━━━━━ Section du document

Création d'entreprises

Parrainage et marrainage : le besoin de transmission humaine

Donner toutes les chances au jeune créateur ou repreneur de réussir son aventure entrepreneuriale, c’est le principal enjeu de l’engagement des parrains et marraines qui se portent volontaires pour conseiller le dirigeant. Enrichissement mutuel garanti.

© Guillaume Ramon
© Guillaume Ramon

Cinq mille sept cent vingt-trois chefs d’entreprise, cadres dirigeants et experts de l’entrepreneuriat sont actuellement mobilisés en tant que marraines ou parrains pour accompagner un jeune créateur. Ce sont les chiffres communiqués par le réseau Initiative France. Un chiffre qui révèle avant tout une aventure humaine faite d’écoute et de bienveillance. À l’heure où la société se veut de plus en plus individualiste pour ne pas dire égoïste, des acteurs économiques jouent, au contraire, la carte du partage et de la transmission avec comme seule attente désintéressée : la réussite d’un créateur ou d’une créatrice qui se lance dans le défi d’entreprendre. Si cet échange entre un professionnel expérimenté et un porteur de projet n’est pas nouveau, il a fait ses preuves. Ainsi, une jeune entreprise accompagnée augmente statistiquement ses chances de survie à cinq ans, passant de 50 à 80 %. En France, l’accompagnement peut prendre plusieurs formes, mais les mentors sont le symbole de la lutte contre l’isolement des jeunes dirigeants. En Meuse, Jean-Marie Delafont faisait déjà du parrainage dans sa première vie de banquier, sans forcément mettre un mot sur ses actions de soutien qui prennent source dans son éducation et sa vision du monde du travail basé sur «une philosophie du partage.» En 2013, quand vient le temps de faire valoir ses droits à la retraite, il décide de poursuivre l’aventure en mettant à profit ses 43 années professionnelles et en devenant officiellement parrain pour le réseau Initiative Meuse.

Des droits et des devoirs pour chaque partie prenante

Certains créateurs sont de bons professionnels, mais n’ont aucune expérience de gestion, c’est donc à ce moment précis que le parrain est dépêché sur le terrain. Même constat en Moselle où les marraines ou parrains sont appelés en renfort quand un point de vigilance commerciale apparaît au grand jour. Le réseau se met donc en ordre de marche pour identifier quel chef d’entreprise expérimenté ou quel expert prendra contact avec le futur ou jeune patron. Les droits et les devoirs des deux parties prenantes sont, dès le début, connus : le créateur s’engage à ne rien cacher quand le parrain lui accepte de conseiller, mais jamais de prendre parti, de juger ou de décider à la place de la personne accompagnée. La ligne rouge est claire et ne devra jamais être franchie. C’est ainsi que pourra se développer une relation de confiance basée sur le respect et l’éthique. Si chaque situation est particulière, l’intervention peut se réduire à deux ou trois rencontres par an quand d’autres en nécessitent plus d’une dizaine. C’est le filleul qui sollicite son ainé quand il se sait confronté à une difficulté. Certains relancent le parrain, des années après leur création. C’est le cas d’un restaurateur qui a ressenti le besoin d’être de nouveau accompagné quand est venu le temps de changer sa carte, de faire appel à de nouveaux fournisseurs. «Le regard extérieur et neutre est apprécié», analyse l’animatrice d’un réseau lorrain. Certaines étapes importantes peuvent fragiliser l’entreprise. C’est le moment où certains décrochent leur téléphone. «Un ancien créateur m’a contacté cinq ans après car il envisageait à recruter pour faire face à un carnet de commandes trop chargé. Il avait besoin d’en parler», se rappelle Jean-Marie Delafont.

━━━━━━━━━━
━━━━━ Section des données

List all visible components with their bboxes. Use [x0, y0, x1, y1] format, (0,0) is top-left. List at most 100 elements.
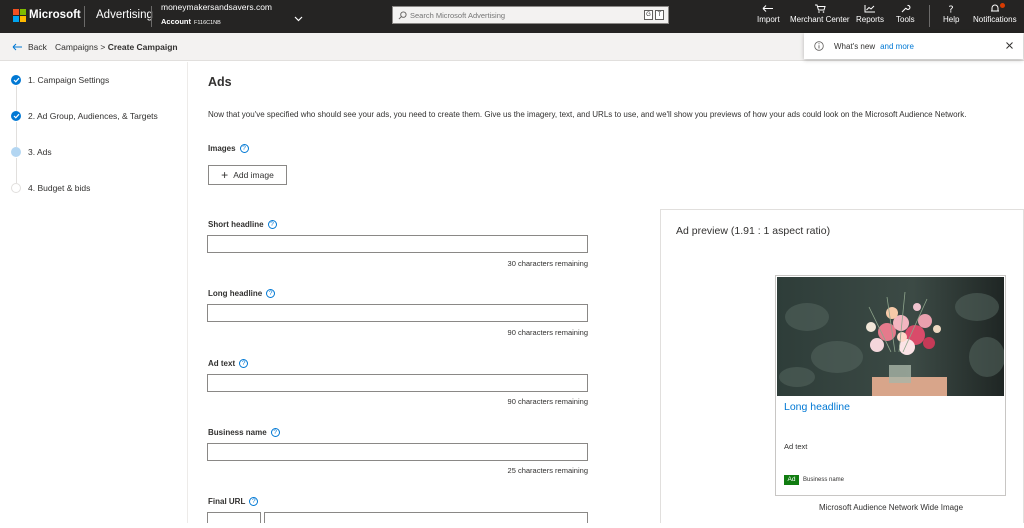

━━━━━━━━━━

* **Consigne de l'exercice**
Traduisez en anglais cette phrase du texte sur le parrainage des créateurs d'entreprise : « Ainsi, une jeune entreprise accompagnée augmente statistiquement ses chances de survie à cinq ans, passant de 50 à 80 %. » Le matériel n'est pas nécessaire pour ce travail.

* **Réponse complète**
Thus, a young company that receives support statistically increases its chances of surviving five years, going from 50 to 80%.